* begin *
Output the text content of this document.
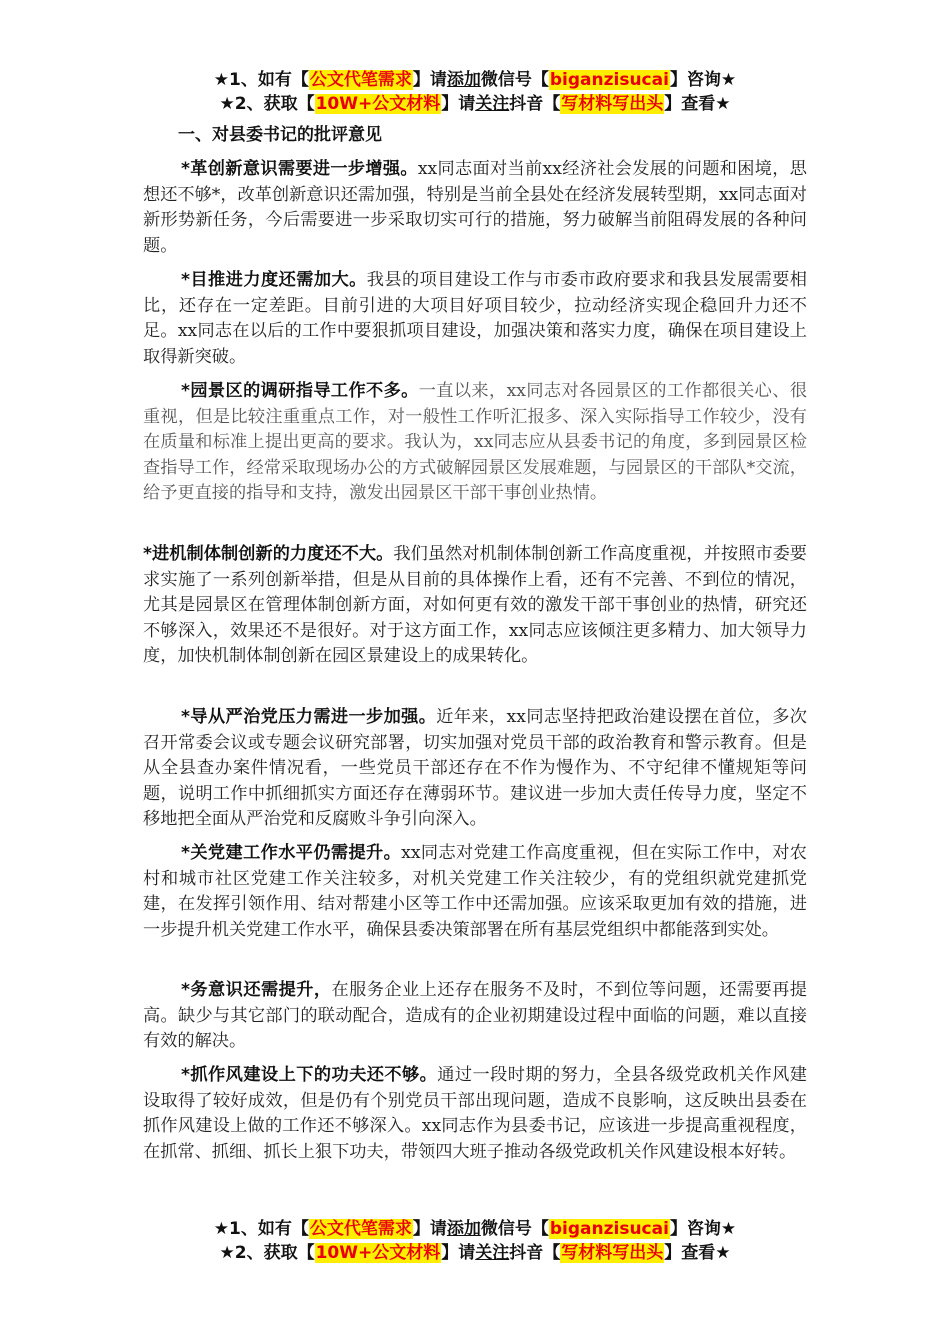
★1、如有【公文代笔需求】请添加微信号【biganzisucai】咨询★
★2、获取【10W+公文材料】请关注抖音【写材料写出头】查看★
一、对县委书记的批评意见
*革创新意识需要进一步增强。xx同志面对当前xx经济社会发展的问题和困境，思想还不够*，改革创新意识还需加强，特别是当前全县处在经济发展转型期，xx同志面对新形势新任务，今后需要进一步采取切实可行的措施，努力破解当前阻碍发展的各种问题。
*目推进力度还需加大。我县的项目建设工作与市委市政府要求和我县发展需要相比，还存在一定差距。目前引进的大项目好项目较少，拉动经济实现企稳回升力还不足。xx同志在以后的工作中要狠抓项目建设，加强决策和落实力度，确保在项目建设上取得新突破。
*园景区的调研指导工作不多。一直以来，xx同志对各园景区的工作都很关心、很重视，但是比较注重重点工作，对一般性工作听汇报多、深入实际指导工作较少，没有在质量和标准上提出更高的要求。我认为，xx同志应从县委书记的角度，多到园景区检查指导工作，经常采取现场办公的方式破解园景区发展难题，与园景区的干部队*交流，给予更直接的指导和支持，激发出园景区干部干事创业热情。
*进机制体制创新的力度还不大。我们虽然对机制体制创新工作高度重视，并按照市委要求实施了一系列创新举措，但是从目前的具体操作上看，还有不完善、不到位的情况，尤其是园景区在管理体制创新方面，对如何更有效的激发干部干事创业的热情，研究还不够深入，效果还不是很好。对于这方面工作，xx同志应该倾注更多精力、加大领导力度，加快机制体制创新在园区景建设上的成果转化。
*导从严治党压力需进一步加强。近年来，xx同志坚持把政治建设摆在首位，多次召开常委会议或专题会议研究部署，切实加强对党员干部的政治教育和警示教育。但是从全县查办案件情况看，一些党员干部还存在不作为慢作为、不守纪律不懂规矩等问题，说明工作中抓细抓实方面还存在薄弱环节。建议进一步加大责任传导力度，坚定不移地把全面从严治党和反腐败斗争引向深入。
*关党建工作水平仍需提升。xx同志对党建工作高度重视，但在实际工作中，对农村和城市社区党建工作关注较多，对机关党建工作关注较少，有的党组织就党建抓党建，在发挥引领作用、结对帮建小区等工作中还需加强。应该采取更加有效的措施，进一步提升机关党建工作水平，确保县委决策部署在所有基层党组织中都能落到实处。
*务意识还需提升，在服务企业上还存在服务不及时，不到位等问题，还需要再提高。缺少与其它部门的联动配合，造成有的企业初期建设过程中面临的问题，难以直接有效的解决。
*抓作风建设上下的功夫还不够。通过一段时期的努力，全县各级党政机关作风建设取得了较好成效，但是仍有个别党员干部出现问题，造成不良影响，这反映出县委在抓作风建设上做的工作还不够深入。xx同志作为县委书记，应该进一步提高重视程度，在抓常、抓细、抓长上狠下功夫，带领四大班子推动各级党政机关作风建设根本好转。
★1、如有【公文代笔需求】请添加微信号【biganzisucai】咨询★
★2、获取【10W+公文材料】请关注抖音【写材料写出头】查看★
* end *
• [Task details]
The records above are to be quoted exactly, with all pictures left out.

• [Expected output]
Output the text content of this document.
★1、如有【公文代笔需求】请添加微信号【biganzisucai】咨询★
★2、获取【10W+公文材料】请关注抖音【写材料写出头】查看★
一、对县委书记的批评意见
*革创新意识需要进一步增强。xx同志面对当前xx经济社会发展的问题和困境，思想还不够*，改革创新意识还需加强，特别是当前全县处在经济发展转型期，xx同志面对新形势新任务，今后需要进一步采取切实可行的措施，努力破解当前阻碍发展的各种问题。
*目推进力度还需加大。我县的项目建设工作与市委市政府要求和我县发展需要相比，还存在一定差距。目前引进的大项目好项目较少，拉动经济实现企稳回升力还不足。xx同志在以后的工作中要狠抓项目建设，加强决策和落实力度，确保在项目建设上取得新突破。
*园景区的调研指导工作不多。一直以来，xx同志对各园景区的工作都很关心、很重视，但是比较注重重点工作，对一般性工作听汇报多、深入实际指导工作较少，没有在质量和标准上提出更高的要求。我认为，xx同志应从县委书记的角度，多到园景区检查指导工作，经常采取现场办公的方式破解园景区发展难题，与园景区的干部队*交流，给予更直接的指导和支持，激发出园景区干部干事创业热情。
*进机制体制创新的力度还不大。我们虽然对机制体制创新工作高度重视，并按照市委要求实施了一系列创新举措，但是从目前的具体操作上看，还有不完善、不到位的情况，尤其是园景区在管理体制创新方面，对如何更有效的激发干部干事创业的热情，研究还不够深入，效果还不是很好。对于这方面工作，xx同志应该倾注更多精力、加大领导力度，加快机制体制创新在园区景建设上的成果转化。
*导从严治党压力需进一步加强。近年来，xx同志坚持把政治建设摆在首位，多次召开常委会议或专题会议研究部署，切实加强对党员干部的政治教育和警示教育。但是从全县查办案件情况看，一些党员干部还存在不作为慢作为、不守纪律不懂规矩等问题，说明工作中抓细抓实方面还存在薄弱环节。建议进一步加大责任传导力度，坚定不移地把全面从严治党和反腐败斗争引向深入。
*关党建工作水平仍需提升。xx同志对党建工作高度重视，但在实际工作中，对农村和城市社区党建工作关注较多，对机关党建工作关注较少，有的党组织就党建抓党建，在发挥引领作用、结对帮建小区等工作中还需加强。应该采取更加有效的措施，进一步提升机关党建工作水平，确保县委决策部署在所有基层党组织中都能落到实处。
*务意识还需提升，在服务企业上还存在服务不及时，不到位等问题，还需要再提高。缺少与其它部门的联动配合，造成有的企业初期建设过程中面临的问题，难以直接有效的解决。
*抓作风建设上下的功夫还不够。通过一段时期的努力，全县各级党政机关作风建设取得了较好成效，但是仍有个别党员干部出现问题，造成不良影响，这反映出县委在抓作风建设上做的工作还不够深入。xx同志作为县委书记，应该进一步提高重视程度，在抓常、抓细、抓长上狠下功夫，带领四大班子推动各级党政机关作风建设根本好转。
★1、如有【公文代笔需求】请添加微信号【biganzisucai】咨询★
★2、获取【10W+公文材料】请关注抖音【写材料写出头】查看★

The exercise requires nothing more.